• [Instruction]
Wherever the string "holders" appears, copy the whole line.

• [Stored records]
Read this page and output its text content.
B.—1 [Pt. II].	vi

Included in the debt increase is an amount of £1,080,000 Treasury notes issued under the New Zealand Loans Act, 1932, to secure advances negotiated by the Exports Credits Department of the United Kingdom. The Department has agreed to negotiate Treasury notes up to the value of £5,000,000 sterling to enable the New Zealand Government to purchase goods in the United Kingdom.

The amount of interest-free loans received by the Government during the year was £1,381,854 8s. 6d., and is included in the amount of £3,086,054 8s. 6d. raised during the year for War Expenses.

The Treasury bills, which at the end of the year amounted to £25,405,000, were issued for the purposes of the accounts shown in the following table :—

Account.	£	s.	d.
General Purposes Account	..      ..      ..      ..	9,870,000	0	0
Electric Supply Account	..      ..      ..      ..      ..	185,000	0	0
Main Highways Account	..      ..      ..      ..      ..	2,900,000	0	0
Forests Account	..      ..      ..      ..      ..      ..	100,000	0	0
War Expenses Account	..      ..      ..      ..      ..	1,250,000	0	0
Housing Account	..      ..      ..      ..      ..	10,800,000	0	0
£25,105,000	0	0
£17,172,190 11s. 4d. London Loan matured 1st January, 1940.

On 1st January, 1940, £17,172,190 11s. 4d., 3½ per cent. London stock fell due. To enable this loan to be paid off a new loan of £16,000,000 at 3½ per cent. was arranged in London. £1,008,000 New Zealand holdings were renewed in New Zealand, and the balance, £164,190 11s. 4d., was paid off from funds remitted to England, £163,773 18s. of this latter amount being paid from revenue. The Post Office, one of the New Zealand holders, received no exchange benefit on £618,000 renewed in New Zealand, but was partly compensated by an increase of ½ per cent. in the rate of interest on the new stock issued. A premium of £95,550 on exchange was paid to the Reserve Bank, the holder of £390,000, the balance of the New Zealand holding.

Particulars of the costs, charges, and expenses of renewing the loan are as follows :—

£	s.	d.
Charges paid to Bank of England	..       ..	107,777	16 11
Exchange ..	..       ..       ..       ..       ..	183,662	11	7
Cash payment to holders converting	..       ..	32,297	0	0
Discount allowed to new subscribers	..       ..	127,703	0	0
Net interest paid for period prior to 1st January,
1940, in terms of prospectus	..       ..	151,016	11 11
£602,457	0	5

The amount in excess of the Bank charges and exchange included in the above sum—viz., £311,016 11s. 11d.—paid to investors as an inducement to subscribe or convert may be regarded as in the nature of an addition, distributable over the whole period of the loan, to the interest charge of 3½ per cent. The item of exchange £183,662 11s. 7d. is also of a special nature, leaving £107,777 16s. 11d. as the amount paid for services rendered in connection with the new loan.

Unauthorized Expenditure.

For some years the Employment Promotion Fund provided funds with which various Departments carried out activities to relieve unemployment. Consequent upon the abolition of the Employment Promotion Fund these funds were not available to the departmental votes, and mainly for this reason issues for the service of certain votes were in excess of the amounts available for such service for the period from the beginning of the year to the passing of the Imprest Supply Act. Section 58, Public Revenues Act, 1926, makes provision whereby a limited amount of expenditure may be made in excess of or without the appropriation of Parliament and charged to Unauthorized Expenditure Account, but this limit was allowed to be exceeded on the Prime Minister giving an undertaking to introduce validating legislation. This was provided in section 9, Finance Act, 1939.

• [Response below]
On 1st January, 1940, £17,172,190 11s. 4d., 3½ per cent. London stock fell due. To enable this loan to be paid off a new loan of £16,000,000 at 3½ per cent. was arranged in London. £1,008,000 New Zealand holdings were renewed in New Zealand, and the balance, £164,190 11s. 4d., was paid off from funds remitted to England, £163,773 18s. of this latter amount being paid from revenue. The Post Office, one of the New Zealand holders, received no exchange benefit on £618,000 renewed in New Zealand, but was partly compensated by an increase of ½ per cent. in the rate of interest on the new stock issued. A premium of £95,550 on exchange was paid to the Reserve Bank, the holder of £390,000, the balance of the New Zealand holding.
Cash payment to holders converting	..       ..	32,297	0	0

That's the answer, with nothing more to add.